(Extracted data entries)

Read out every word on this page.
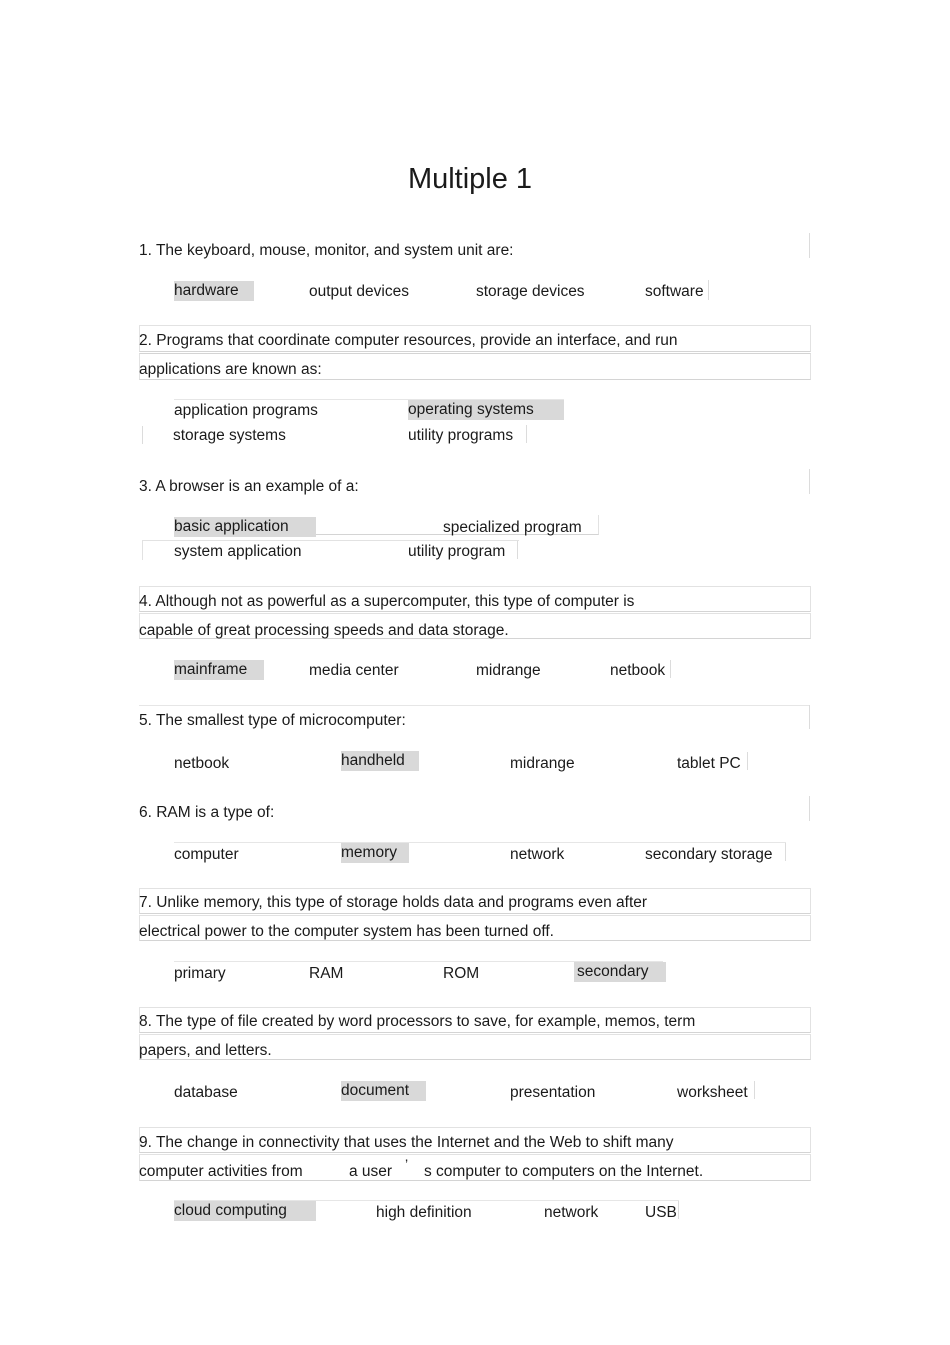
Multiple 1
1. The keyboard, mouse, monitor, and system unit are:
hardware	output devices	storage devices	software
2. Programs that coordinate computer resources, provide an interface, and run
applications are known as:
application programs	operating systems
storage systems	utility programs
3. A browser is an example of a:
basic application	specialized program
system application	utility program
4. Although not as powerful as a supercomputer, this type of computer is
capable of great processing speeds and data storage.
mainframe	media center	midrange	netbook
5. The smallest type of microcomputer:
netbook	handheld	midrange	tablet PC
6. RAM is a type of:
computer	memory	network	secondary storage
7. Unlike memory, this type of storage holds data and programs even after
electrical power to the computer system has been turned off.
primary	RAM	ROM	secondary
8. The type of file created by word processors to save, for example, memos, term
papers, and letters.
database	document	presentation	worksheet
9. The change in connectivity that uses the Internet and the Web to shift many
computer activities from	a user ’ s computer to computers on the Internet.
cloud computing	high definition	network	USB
* * *
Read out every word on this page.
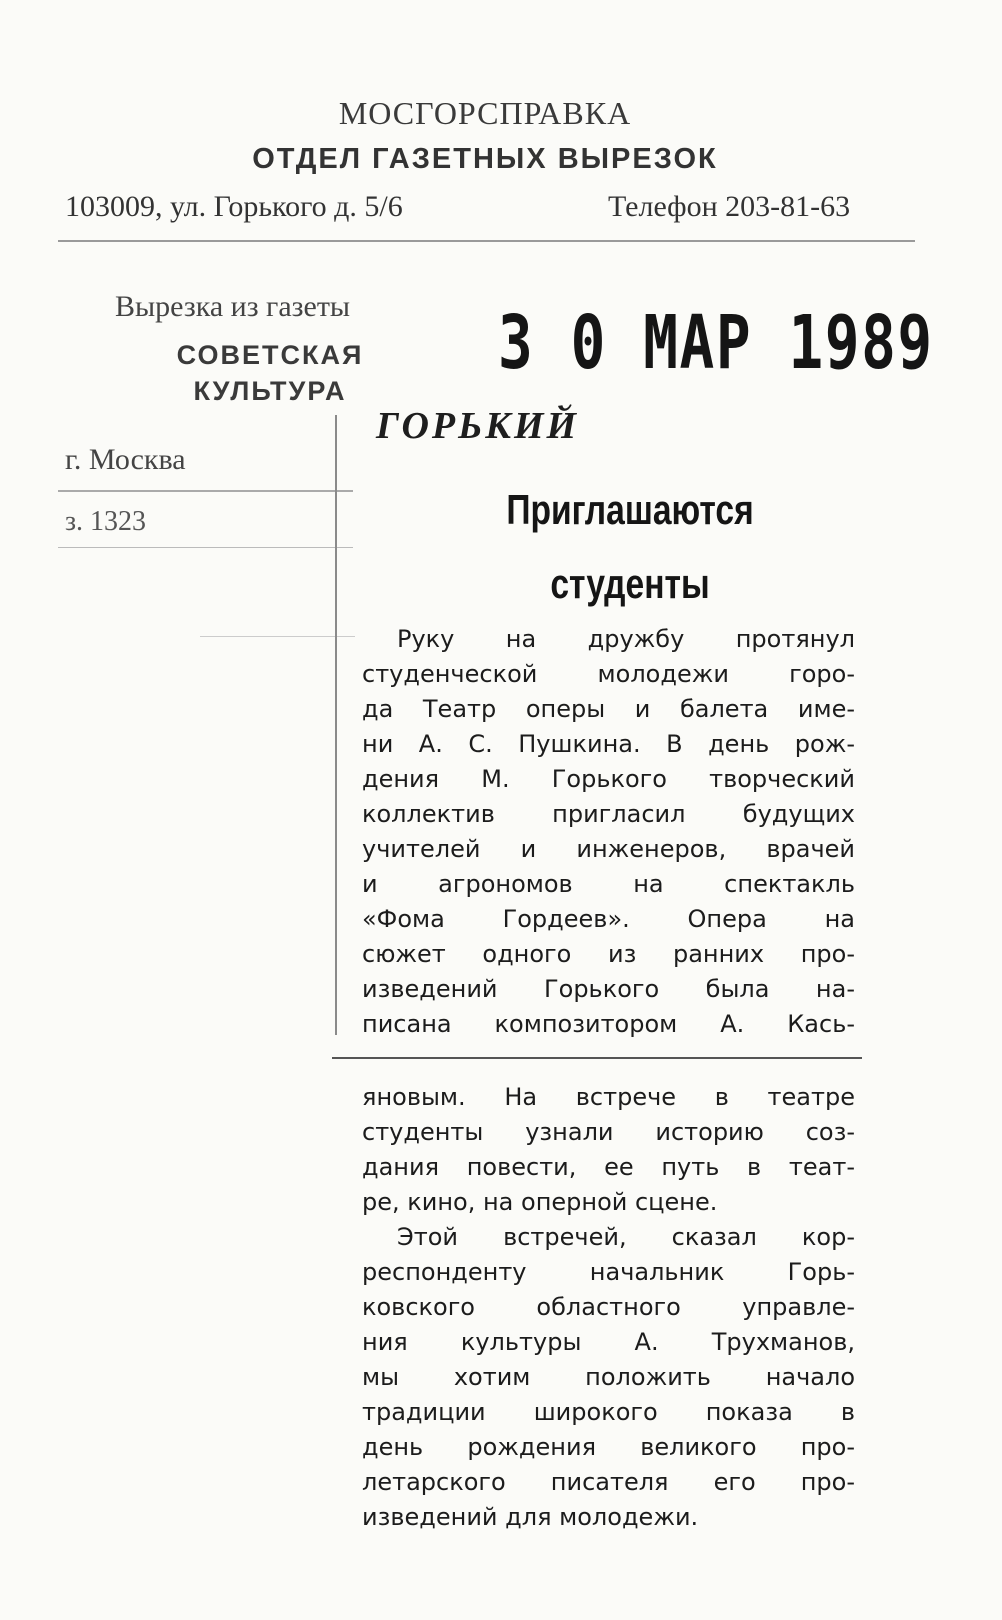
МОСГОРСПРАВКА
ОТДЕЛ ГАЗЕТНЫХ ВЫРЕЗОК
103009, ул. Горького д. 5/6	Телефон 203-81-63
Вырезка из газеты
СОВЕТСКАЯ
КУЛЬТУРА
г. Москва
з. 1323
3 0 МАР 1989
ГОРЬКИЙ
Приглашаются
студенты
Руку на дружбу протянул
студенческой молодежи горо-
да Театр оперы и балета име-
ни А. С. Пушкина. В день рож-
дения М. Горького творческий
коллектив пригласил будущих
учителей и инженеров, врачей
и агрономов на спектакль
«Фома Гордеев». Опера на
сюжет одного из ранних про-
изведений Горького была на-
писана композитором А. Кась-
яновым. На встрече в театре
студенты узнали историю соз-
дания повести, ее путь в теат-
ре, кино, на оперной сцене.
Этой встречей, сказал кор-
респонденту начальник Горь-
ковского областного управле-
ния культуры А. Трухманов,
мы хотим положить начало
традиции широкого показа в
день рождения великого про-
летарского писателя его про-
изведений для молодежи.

[What to do] Track down the lines that include the word "Internet" and copy them.

[Output of the task]
9. The change in connectivity that uses the Internet and the Web to shift many
computer activities from	a user ’ s computer to computers on the Internet.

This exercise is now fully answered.